— Start Records for the exercise —

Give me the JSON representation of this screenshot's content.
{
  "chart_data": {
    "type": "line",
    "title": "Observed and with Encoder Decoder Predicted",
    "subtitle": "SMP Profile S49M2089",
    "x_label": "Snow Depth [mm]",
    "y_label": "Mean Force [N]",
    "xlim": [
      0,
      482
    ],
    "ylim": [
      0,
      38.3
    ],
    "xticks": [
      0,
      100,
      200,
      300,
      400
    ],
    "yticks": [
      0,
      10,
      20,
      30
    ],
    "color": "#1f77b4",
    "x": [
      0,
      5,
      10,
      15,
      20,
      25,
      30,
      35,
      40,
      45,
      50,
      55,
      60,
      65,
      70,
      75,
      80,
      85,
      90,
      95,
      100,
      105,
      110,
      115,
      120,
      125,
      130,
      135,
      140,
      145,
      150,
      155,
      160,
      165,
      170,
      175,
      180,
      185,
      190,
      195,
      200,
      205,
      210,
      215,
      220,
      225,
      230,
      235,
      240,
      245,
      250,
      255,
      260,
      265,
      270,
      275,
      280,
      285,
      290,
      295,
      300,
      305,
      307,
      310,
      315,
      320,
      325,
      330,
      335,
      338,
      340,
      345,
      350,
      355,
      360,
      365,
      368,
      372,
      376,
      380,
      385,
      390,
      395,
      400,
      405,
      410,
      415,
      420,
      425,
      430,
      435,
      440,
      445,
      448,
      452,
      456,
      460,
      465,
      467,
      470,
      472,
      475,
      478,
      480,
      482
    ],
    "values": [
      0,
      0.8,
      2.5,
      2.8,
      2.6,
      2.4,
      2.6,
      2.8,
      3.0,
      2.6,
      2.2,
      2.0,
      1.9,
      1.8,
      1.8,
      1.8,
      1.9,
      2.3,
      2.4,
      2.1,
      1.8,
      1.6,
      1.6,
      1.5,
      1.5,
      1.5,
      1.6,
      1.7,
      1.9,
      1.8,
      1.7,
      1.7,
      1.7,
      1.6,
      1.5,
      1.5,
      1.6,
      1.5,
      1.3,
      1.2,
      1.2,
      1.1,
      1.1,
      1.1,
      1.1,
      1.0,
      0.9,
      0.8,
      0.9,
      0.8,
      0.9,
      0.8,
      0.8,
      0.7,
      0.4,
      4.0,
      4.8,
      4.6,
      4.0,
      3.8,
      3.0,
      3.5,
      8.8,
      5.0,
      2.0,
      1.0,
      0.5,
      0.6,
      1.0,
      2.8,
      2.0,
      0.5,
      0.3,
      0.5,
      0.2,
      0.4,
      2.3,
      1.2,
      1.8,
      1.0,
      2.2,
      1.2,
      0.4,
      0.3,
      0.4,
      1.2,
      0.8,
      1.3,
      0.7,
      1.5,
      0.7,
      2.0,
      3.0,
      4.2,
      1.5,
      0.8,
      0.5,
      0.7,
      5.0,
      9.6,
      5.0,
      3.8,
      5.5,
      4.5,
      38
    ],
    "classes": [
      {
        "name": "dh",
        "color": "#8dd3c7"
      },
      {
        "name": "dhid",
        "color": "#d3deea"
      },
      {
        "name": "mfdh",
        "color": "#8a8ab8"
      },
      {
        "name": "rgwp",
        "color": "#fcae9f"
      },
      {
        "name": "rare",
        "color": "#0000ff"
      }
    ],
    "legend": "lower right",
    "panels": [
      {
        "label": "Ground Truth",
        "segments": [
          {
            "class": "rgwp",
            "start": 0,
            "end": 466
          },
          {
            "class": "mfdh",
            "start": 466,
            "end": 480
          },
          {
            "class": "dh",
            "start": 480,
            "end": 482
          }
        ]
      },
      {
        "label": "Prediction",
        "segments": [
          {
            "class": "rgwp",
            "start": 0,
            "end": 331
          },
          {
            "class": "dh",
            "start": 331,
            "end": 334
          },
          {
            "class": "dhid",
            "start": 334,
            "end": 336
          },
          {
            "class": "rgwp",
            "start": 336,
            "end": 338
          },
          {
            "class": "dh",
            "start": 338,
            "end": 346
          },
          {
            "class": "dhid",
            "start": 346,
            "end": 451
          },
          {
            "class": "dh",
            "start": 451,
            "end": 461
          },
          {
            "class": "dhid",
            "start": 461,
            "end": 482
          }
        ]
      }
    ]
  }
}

— End Records for the exercise —

** Task goal **
What do the records say? Quote them all exactly.

** Answer to the exercise **
Give me the JSON representation of this screenshot's content.
{
  "chart_data": {
    "type": "line",
    "title": "Observed and with Encoder Decoder Predicted",
    "subtitle": "SMP Profile S49M2089",
    "x_label": "Snow Depth [mm]",
    "y_label": "Mean Force [N]",
    "xlim": [
      0,
      482
    ],
    "ylim": [
      0,
      38.3
    ],
    "xticks": [
      0,
      100,
      200,
      300,
      400
    ],
    "yticks": [
      0,
      10,
      20,
      30
    ],
    "color": "#1f77b4",
    "x": [
      0,
      5,
      10,
      15,
      20,
      25,
      30,
      35,
      40,
      45,
      50,
      55,
      60,
      65,
      70,
      75,
      80,
      85,
      90,
      95,
      100,
      105,
      110,
      115,
      120,
      125,
      130,
      135,
      140,
      145,
      150,
      155,
      160,
      165,
      170,
      175,
      180,
      185,
      190,
      195,
      200,
      205,
      210,
      215,
      220,
      225,
      230,
      235,
      240,
      245,
      250,
      255,
      260,
      265,
      270,
      275,
      280,
      285,
      290,
      295,
      300,
      305,
      307,
      310,
      315,
      320,
      325,
      330,
      335,
      338,
      340,
      345,
      350,
      355,
      360,
      365,
      368,
      372,
      376,
      380,
      385,
      390,
      395,
      400,
      405,
      410,
      415,
      420,
      425,
      430,
      435,
      440,
      445,
      448,
      452,
      456,
      460,
      465,
      467,
      470,
      472,
      475,
      478,
      480,
      482
    ],
    "values": [
      0,
      0.8,
      2.5,
      2.8,
      2.6,
      2.4,
      2.6,
      2.8,
      3.0,
      2.6,
      2.2,
      2.0,
      1.9,
      1.8,
      1.8,
      1.8,
      1.9,
      2.3,
      2.4,
      2.1,
      1.8,
      1.6,
      1.6,
      1.5,
      1.5,
      1.5,
      1.6,
      1.7,
      1.9,
      1.8,
      1.7,
      1.7,
      1.7,
      1.6,
      1.5,
      1.5,
      1.6,
      1.5,
      1.3,
      1.2,
      1.2,
      1.1,
      1.1,
      1.1,
      1.1,
      1.0,
      0.9,
      0.8,
      0.9,
      0.8,
      0.9,
      0.8,
      0.8,
      0.7,
      0.4,
      4.0,
      4.8,
      4.6,
      4.0,
      3.8,
      3.0,
      3.5,
      8.8,
      5.0,
      2.0,
      1.0,
      0.5,
      0.6,
      1.0,
      2.8,
      2.0,
      0.5,
      0.3,
      0.5,
      0.2,
      0.4,
      2.3,
      1.2,
      1.8,
      1.0,
      2.2,
      1.2,
      0.4,
      0.3,
      0.4,
      1.2,
      0.8,
      1.3,
      0.7,
      1.5,
      0.7,
      2.0,
      3.0,
      4.2,
      1.5,
      0.8,
      0.5,
      0.7,
      5.0,
      9.6,
      5.0,
      3.8,
      5.5,
      4.5,
      38
    ],
    "classes": [
      {
        "name": "dh",
        "color": "#8dd3c7"
      },
      {
        "name": "dhid",
        "color": "#d3deea"
      },
      {
        "name": "mfdh",
        "color": "#8a8ab8"
      },
      {
        "name": "rgwp",
        "color": "#fcae9f"
      },
      {
        "name": "rare",
        "color": "#0000ff"
      }
    ],
    "legend": "lower right",
    "panels": [
      {
        "label": "Ground Truth",
        "segments": [
          {
            "class": "rgwp",
            "start": 0,
            "end": 466
          },
          {
            "class": "mfdh",
            "start": 466,
            "end": 480
          },
          {
            "class": "dh",
            "start": 480,
            "end": 482
          }
        ]
      },
      {
        "label": "Prediction",
        "segments": [
          {
            "class": "rgwp",
            "start": 0,
            "end": 331
          },
          {
            "class": "dh",
            "start": 331,
            "end": 334
          },
          {
            "class": "dhid",
            "start": 334,
            "end": 336
          },
          {
            "class": "rgwp",
            "start": 336,
            "end": 338
          },
          {
            "class": "dh",
            "start": 338,
            "end": 346
          },
          {
            "class": "dhid",
            "start": 346,
            "end": 451
          },
          {
            "class": "dh",
            "start": 451,
            "end": 461
          },
          {
            "class": "dhid",
            "start": 461,
            "end": 482
          }
        ]
      }
    ]
  }
}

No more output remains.